Every line with the string "تزايد" should be gathered.

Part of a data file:

_ _ _ _

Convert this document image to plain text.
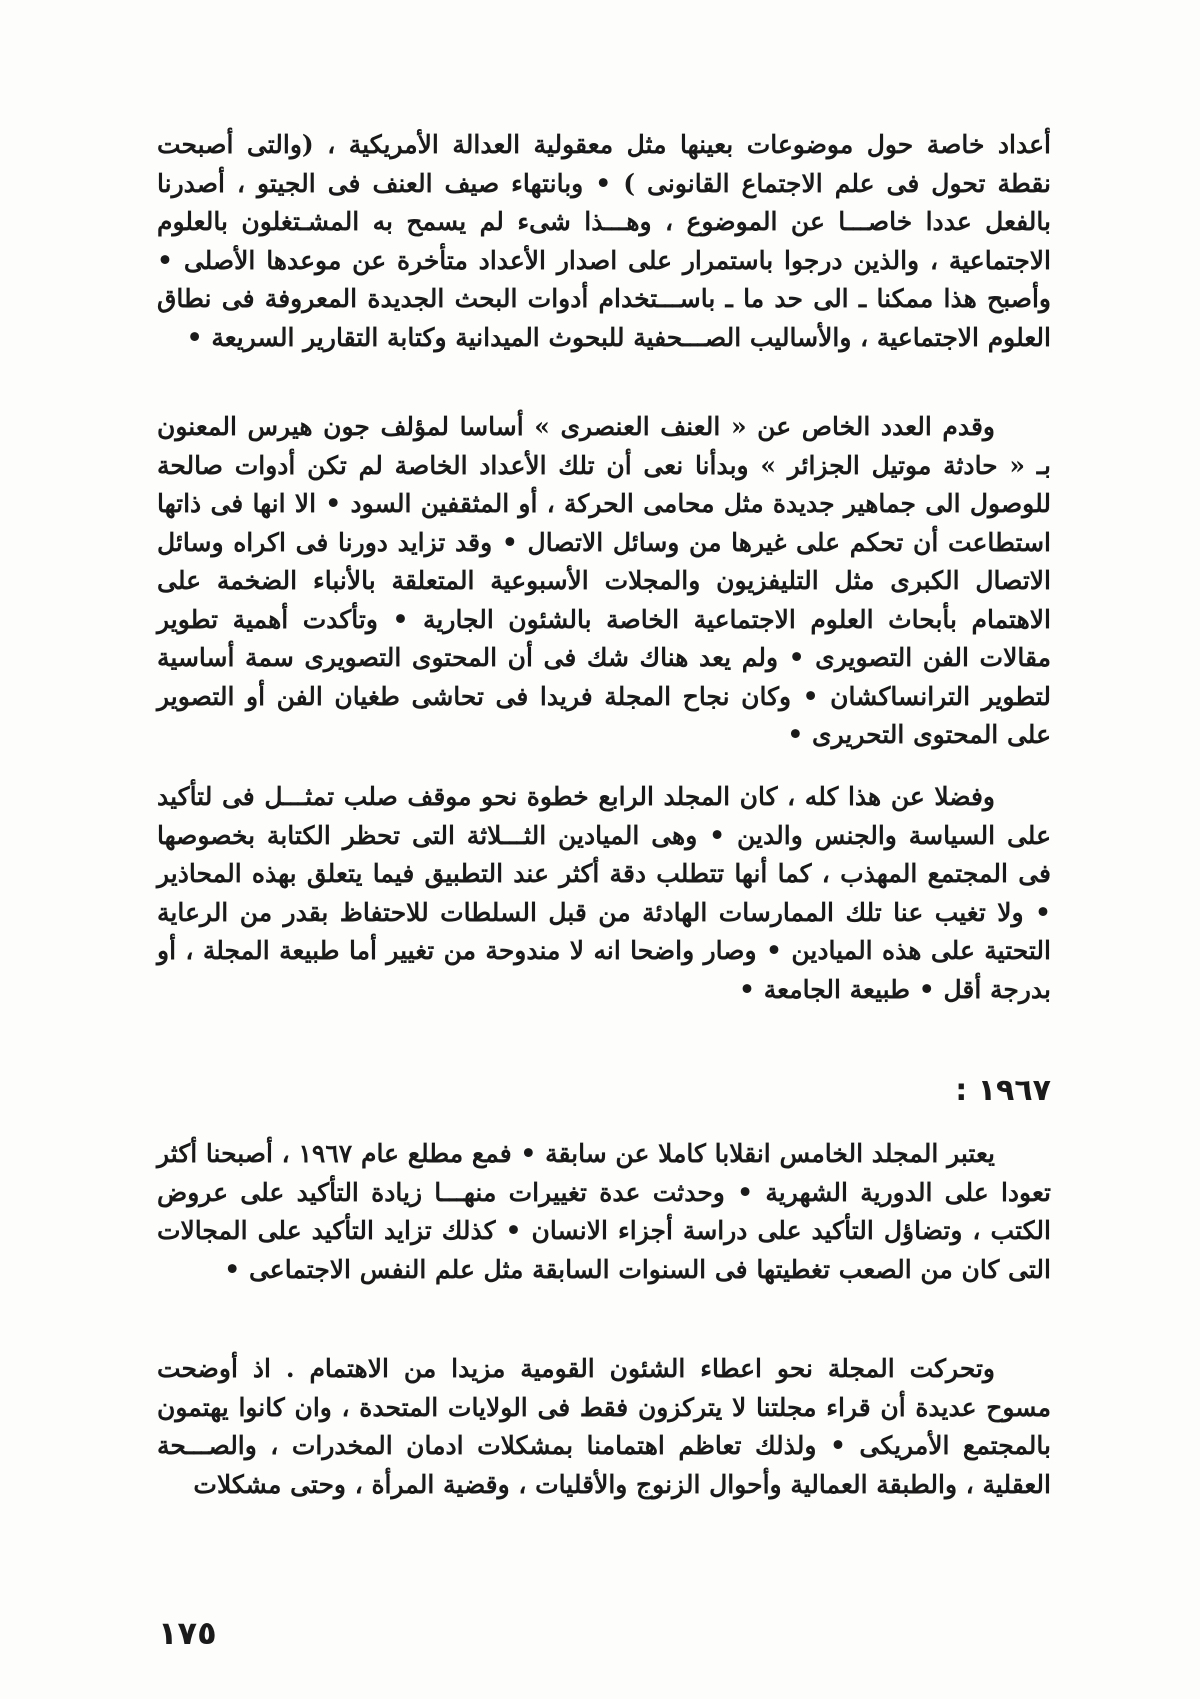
أعداد خاصة حول موضوعات بعينها مثل معقولية العدالة الأمريكية ، (والتى أصبحت نقطة تحول فى علم الاجتماع القانونى ) • وبانتهاء صيف العنف فى الجيتو ، أصدرنا بالفعل عددا خاصـــا عن الموضوع ، وهـــذا شىء لم يسمح به المشـتغلون بالعلوم الاجتماعية ، والذين درجوا باستمرار على اصدار الأعداد متأخرة عن موعدها الأصلى • وأصبح هذا ممكنا ـ الى حد ما ـ باســـتخدام أدوات البحث الجديدة المعروفة فى نطاق العلوم الاجتماعية ، والأساليب الصـــحفية للبحوث الميدانية وكتابة التقارير السريعة •

وقدم العدد الخاص عن « العنف العنصرى » أساسا لمؤلف جون هيرس المعنون بـ « حادثة موتيل الجزائر » وبدأنا نعى أن تلك الأعداد الخاصة لم تكن أدوات صالحة للوصول الى جماهير جديدة مثل محامى الحركة ، أو المثقفين السود • الا انها فى ذاتها استطاعت أن تحكم على غيرها من وسائل الاتصال • وقد تزايد دورنا فى اكراه وسائل الاتصال الكبرى مثل التليفزيون والمجلات الأسبوعية المتعلقة بالأنباء الضخمة على الاهتمام بأبحاث العلوم الاجتماعية الخاصة بالشئون الجارية • وتأكدت أهمية تطوير مقالات الفن التصويرى • ولم يعد هناك شك فى أن المحتوى التصويرى سمة أساسية لتطوير الترانساكشان • وكان نجاح المجلة فريدا فى تحاشى طغيان الفن أو التصوير على المحتوى التحريرى •

وفضلا عن هذا كله ، كان المجلد الرابع خطوة نحو موقف صلب تمثـــل فى لتأكيد على السياسة والجنس والدين • وهى الميادين الثـــلاثة التى تحظر الكتابة بخصوصها فى المجتمع المهذب ، كما أنها تتطلب دقة أكثر عند التطبيق فيما يتعلق بهذه المحاذير • ولا تغيب عنا تلك الممارسات الهادئة من قبل السلطات للاحتفاظ بقدر من الرعاية التحتية على هذه الميادين • وصار واضحا انه لا مندوحة من تغيير أما طبيعة المجلة ، أو بدرجة أقل • طبيعة الجامعة •

١٩٦٧ :

يعتبر المجلد الخامس انقلابا كاملا عن سابقة • فمع مطلع عام ١٩٦٧ ، أصبحنا أكثر تعودا على الدورية الشهرية • وحدثت عدة تغييرات منهـــا زيادة التأكيد على عروض الكتب ، وتضاؤل التأكيد على دراسة أجزاء الانسان • كذلك تزايد التأكيد على المجالات التى كان من الصعب تغطيتها فى السنوات السابقة مثل علم النفس الاجتماعى •

وتحركت المجلة نحو اعطاء الشئون القومية مزيدا من الاهتمام . اذ أوضحت مسوح عديدة أن قراء مجلتنا لا يتركزون فقط فى الولايات المتحدة ، وان كانوا يهتمون بالمجتمع الأمريكى • ولذلك تعاظم اهتمامنا بمشكلات ادمان المخدرات ، والصـــحة العقلية ، والطبقة العمالية وأحوال الزنوج والأقليات ، وقضية المرأة ، وحتى مشكلات

١٧٥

_ _ _ _

* **Exercise answer**
وقدم العدد الخاص عن « العنف العنصرى » أساسا لمؤلف جون هيرس المعنون بـ « حادثة موتيل الجزائر » وبدأنا نعى أن تلك الأعداد الخاصة لم تكن أدوات صالحة للوصول الى جماهير جديدة مثل محامى الحركة ، أو المثقفين السود • الا انها فى ذاتها استطاعت أن تحكم على غيرها من وسائل الاتصال • وقد تزايد دورنا فى اكراه وسائل الاتصال الكبرى مثل التليفزيون والمجلات الأسبوعية المتعلقة بالأنباء الضخمة على الاهتمام بأبحاث العلوم الاجتماعية الخاصة بالشئون الجارية • وتأكدت أهمية تطوير مقالات الفن التصويرى • ولم يعد هناك شك فى أن المحتوى التصويرى سمة أساسية لتطوير الترانساكشان • وكان نجاح المجلة فريدا فى تحاشى طغيان الفن أو التصوير على المحتوى التحريرى •
يعتبر المجلد الخامس انقلابا كاملا عن سابقة • فمع مطلع عام ١٩٦٧ ، أصبحنا أكثر تعودا على الدورية الشهرية • وحدثت عدة تغييرات منهـــا زيادة التأكيد على عروض الكتب ، وتضاؤل التأكيد على دراسة أجزاء الانسان • كذلك تزايد التأكيد على المجالات التى كان من الصعب تغطيتها فى السنوات السابقة مثل علم النفس الاجتماعى •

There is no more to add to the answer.